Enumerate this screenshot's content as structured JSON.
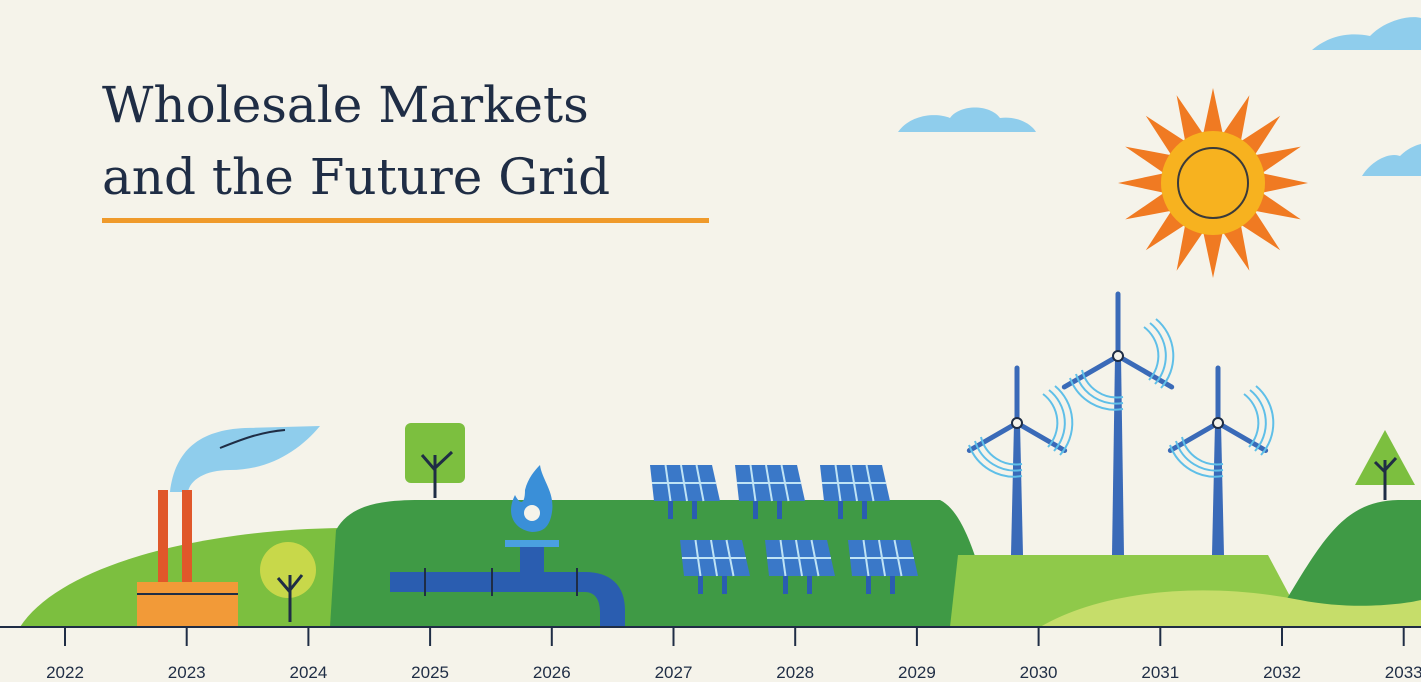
{
  "title": {
    "lines": [
      "Wholesale Markets",
      "and the Future Grid"
    ]
  },
  "timeline": {
    "years": [
      2022,
      2023,
      2024,
      2025,
      2026,
      2027,
      2028,
      2029,
      2030,
      2031,
      2032,
      2033
    ]
  }
}
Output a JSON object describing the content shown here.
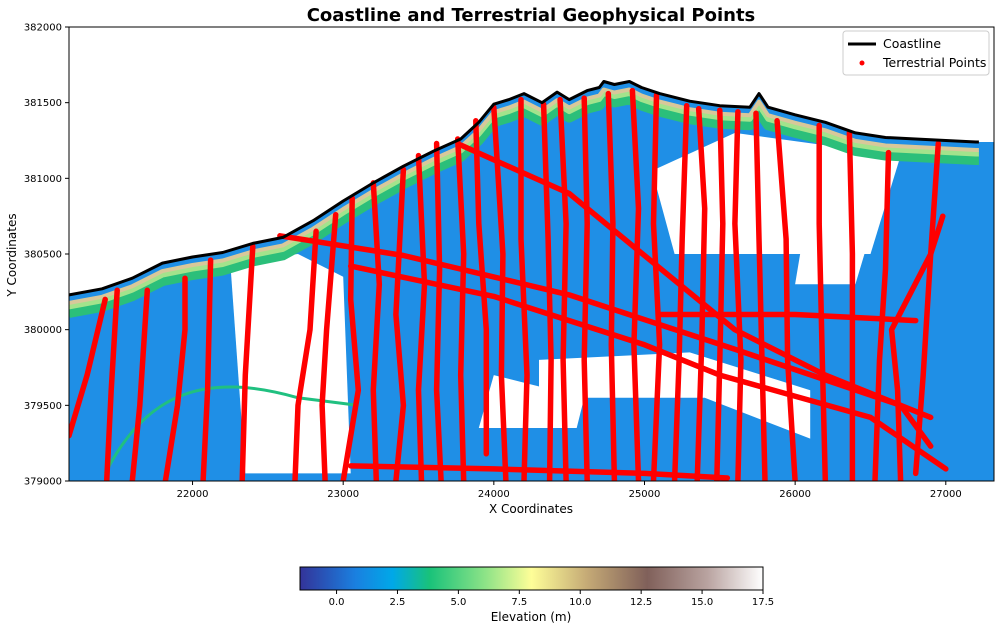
{
  "chart_data": {
    "type": "map-scatter",
    "title": "Coastline and Terrestrial Geophysical Points",
    "xlabel": "X Coordinates",
    "ylabel": "Y Coordinates",
    "xlim": [
      21180,
      27320
    ],
    "ylim": [
      379000,
      382000
    ],
    "x_ticks": [
      22000,
      23000,
      24000,
      25000,
      26000,
      27000
    ],
    "y_ticks": [
      379000,
      379500,
      380000,
      380500,
      381000,
      381500,
      382000
    ],
    "x_tick_labels": [
      "22000",
      "23000",
      "24000",
      "25000",
      "26000",
      "27000"
    ],
    "y_tick_labels": [
      "379000",
      "379500",
      "380000",
      "380500",
      "381000",
      "381500",
      "382000"
    ],
    "legend": {
      "position": "top-right",
      "entries": [
        {
          "name": "Coastline",
          "color": "#000000",
          "marker": "line"
        },
        {
          "name": "Terrestrial Points",
          "color": "#ff0000",
          "marker": "dot"
        }
      ]
    },
    "colorbar": {
      "label": "Elevation (m)",
      "colormap": "terrain",
      "range": [
        -1.5,
        17.5
      ],
      "ticks": [
        0.0,
        2.5,
        5.0,
        7.5,
        10.0,
        12.5,
        15.0,
        17.5
      ],
      "tick_labels": [
        "0.0",
        "2.5",
        "5.0",
        "7.5",
        "10.0",
        "12.5",
        "15.0",
        "17.5"
      ]
    },
    "coastline": [
      [
        21180,
        380230
      ],
      [
        21400,
        380270
      ],
      [
        21600,
        380340
      ],
      [
        21800,
        380440
      ],
      [
        22000,
        380480
      ],
      [
        22200,
        380510
      ],
      [
        22400,
        380570
      ],
      [
        22600,
        380610
      ],
      [
        22800,
        380720
      ],
      [
        23000,
        380850
      ],
      [
        23200,
        380970
      ],
      [
        23400,
        381080
      ],
      [
        23600,
        381180
      ],
      [
        23780,
        381260
      ],
      [
        23900,
        381370
      ],
      [
        24000,
        381490
      ],
      [
        24100,
        381520
      ],
      [
        24200,
        381560
      ],
      [
        24320,
        381500
      ],
      [
        24420,
        381570
      ],
      [
        24500,
        381520
      ],
      [
        24620,
        381580
      ],
      [
        24700,
        381600
      ],
      [
        24730,
        381640
      ],
      [
        24800,
        381620
      ],
      [
        24900,
        381640
      ],
      [
        24980,
        381600
      ],
      [
        25100,
        381560
      ],
      [
        25300,
        381510
      ],
      [
        25500,
        381480
      ],
      [
        25700,
        381470
      ],
      [
        25760,
        381560
      ],
      [
        25820,
        381470
      ],
      [
        26000,
        381420
      ],
      [
        26200,
        381370
      ],
      [
        26400,
        381300
      ],
      [
        26600,
        381270
      ],
      [
        26800,
        381260
      ],
      [
        27000,
        381250
      ],
      [
        27200,
        381240
      ],
      [
        27220,
        381240
      ]
    ],
    "terrestrial_points": {
      "survey_lines": [
        [
          [
            21180,
            379300
          ],
          [
            21300,
            379700
          ],
          [
            21420,
            380200
          ]
        ],
        [
          [
            21430,
            379000
          ],
          [
            21460,
            379600
          ],
          [
            21500,
            380260
          ]
        ],
        [
          [
            21600,
            379000
          ],
          [
            21650,
            379500
          ],
          [
            21700,
            380260
          ]
        ],
        [
          [
            21820,
            379000
          ],
          [
            21900,
            379500
          ],
          [
            21950,
            380000
          ],
          [
            21950,
            380340
          ]
        ],
        [
          [
            22070,
            379000
          ],
          [
            22100,
            379600
          ],
          [
            22120,
            380460
          ]
        ],
        [
          [
            22330,
            379000
          ],
          [
            22350,
            379700
          ],
          [
            22400,
            380550
          ]
        ],
        [
          [
            22680,
            379000
          ],
          [
            22700,
            379500
          ],
          [
            22780,
            380000
          ],
          [
            22820,
            380650
          ]
        ],
        [
          [
            22880,
            379000
          ],
          [
            22860,
            379500
          ],
          [
            22890,
            380000
          ],
          [
            22950,
            380760
          ]
        ],
        [
          [
            23000,
            379000
          ],
          [
            23100,
            379600
          ],
          [
            23050,
            380200
          ],
          [
            23060,
            380870
          ]
        ],
        [
          [
            23220,
            379000
          ],
          [
            23200,
            379600
          ],
          [
            23240,
            380300
          ],
          [
            23200,
            380970
          ]
        ],
        [
          [
            23350,
            379000
          ],
          [
            23400,
            379500
          ],
          [
            23350,
            380100
          ],
          [
            23400,
            381060
          ]
        ],
        [
          [
            23520,
            379000
          ],
          [
            23500,
            379600
          ],
          [
            23540,
            380300
          ],
          [
            23500,
            381150
          ]
        ],
        [
          [
            23650,
            379000
          ],
          [
            23620,
            379600
          ],
          [
            23640,
            380400
          ],
          [
            23620,
            381230
          ]
        ],
        [
          [
            23800,
            379000
          ],
          [
            23780,
            379700
          ],
          [
            23800,
            380500
          ],
          [
            23760,
            381260
          ]
        ],
        [
          [
            23950,
            379180
          ],
          [
            23950,
            380000
          ],
          [
            23900,
            380700
          ],
          [
            23880,
            381380
          ]
        ],
        [
          [
            24080,
            379000
          ],
          [
            24050,
            379700
          ],
          [
            24060,
            380500
          ],
          [
            24000,
            381470
          ]
        ],
        [
          [
            24200,
            379000
          ],
          [
            24220,
            379700
          ],
          [
            24180,
            380600
          ],
          [
            24180,
            381520
          ]
        ],
        [
          [
            24370,
            379000
          ],
          [
            24380,
            379800
          ],
          [
            24360,
            380600
          ],
          [
            24330,
            381490
          ]
        ],
        [
          [
            24480,
            379000
          ],
          [
            24460,
            379800
          ],
          [
            24480,
            380700
          ],
          [
            24440,
            381520
          ]
        ],
        [
          [
            24620,
            379000
          ],
          [
            24600,
            379800
          ],
          [
            24620,
            380700
          ],
          [
            24600,
            381530
          ]
        ],
        [
          [
            24800,
            379000
          ],
          [
            24780,
            379900
          ],
          [
            24790,
            380700
          ],
          [
            24760,
            381560
          ]
        ],
        [
          [
            24960,
            379000
          ],
          [
            24930,
            379900
          ],
          [
            24960,
            380800
          ],
          [
            24920,
            381580
          ]
        ],
        [
          [
            25060,
            379000
          ],
          [
            25100,
            379900
          ],
          [
            25060,
            380700
          ],
          [
            25080,
            381550
          ]
        ],
        [
          [
            25200,
            379000
          ],
          [
            25230,
            379800
          ],
          [
            25250,
            380600
          ],
          [
            25280,
            381480
          ]
        ],
        [
          [
            25350,
            379000
          ],
          [
            25380,
            379900
          ],
          [
            25400,
            380800
          ],
          [
            25360,
            381460
          ]
        ],
        [
          [
            25480,
            379000
          ],
          [
            25500,
            379800
          ],
          [
            25520,
            380700
          ],
          [
            25500,
            381450
          ]
        ],
        [
          [
            25620,
            379000
          ],
          [
            25640,
            379800
          ],
          [
            25600,
            380700
          ],
          [
            25620,
            381440
          ]
        ],
        [
          [
            25800,
            379000
          ],
          [
            25780,
            379800
          ],
          [
            25760,
            380600
          ],
          [
            25740,
            381430
          ]
        ],
        [
          [
            26000,
            379000
          ],
          [
            25950,
            379800
          ],
          [
            25940,
            380600
          ],
          [
            25880,
            381380
          ]
        ],
        [
          [
            26200,
            379000
          ],
          [
            26180,
            379800
          ],
          [
            26160,
            380700
          ],
          [
            26160,
            381350
          ]
        ],
        [
          [
            26380,
            379000
          ],
          [
            26380,
            379700
          ],
          [
            26380,
            380500
          ],
          [
            26360,
            381300
          ]
        ],
        [
          [
            26530,
            379000
          ],
          [
            26560,
            379800
          ],
          [
            26600,
            380400
          ],
          [
            26620,
            381170
          ]
        ],
        [
          [
            26700,
            379000
          ],
          [
            26680,
            379600
          ],
          [
            26640,
            380000
          ],
          [
            26900,
            380500
          ],
          [
            26980,
            380750
          ]
        ],
        [
          [
            26800,
            379050
          ],
          [
            26850,
            379700
          ],
          [
            26900,
            380500
          ],
          [
            26950,
            381230
          ]
        ],
        [
          [
            22580,
            380620
          ],
          [
            23400,
            380490
          ],
          [
            24500,
            380230
          ],
          [
            25600,
            379870
          ],
          [
            26700,
            379500
          ],
          [
            26900,
            379230
          ]
        ],
        [
          [
            23050,
            380420
          ],
          [
            24000,
            380220
          ],
          [
            25000,
            379900
          ],
          [
            25500,
            379700
          ],
          [
            26500,
            379420
          ],
          [
            27000,
            379080
          ]
        ],
        [
          [
            23780,
            381220
          ],
          [
            24500,
            380900
          ],
          [
            25000,
            380490
          ],
          [
            25600,
            380000
          ],
          [
            26200,
            379700
          ],
          [
            26900,
            379420
          ]
        ],
        [
          [
            25100,
            380100
          ],
          [
            26000,
            380100
          ],
          [
            26800,
            380060
          ]
        ],
        [
          [
            23050,
            379100
          ],
          [
            24000,
            379080
          ],
          [
            25000,
            379050
          ],
          [
            25550,
            379020
          ]
        ]
      ]
    }
  }
}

■ **GOAL**: Write out every line of the data that holds the word "Coordinates".

■ **EXERCISE RESPONSE**:
    "xlabel": "X Coordinates",
    "ylabel": "Y Coordinates",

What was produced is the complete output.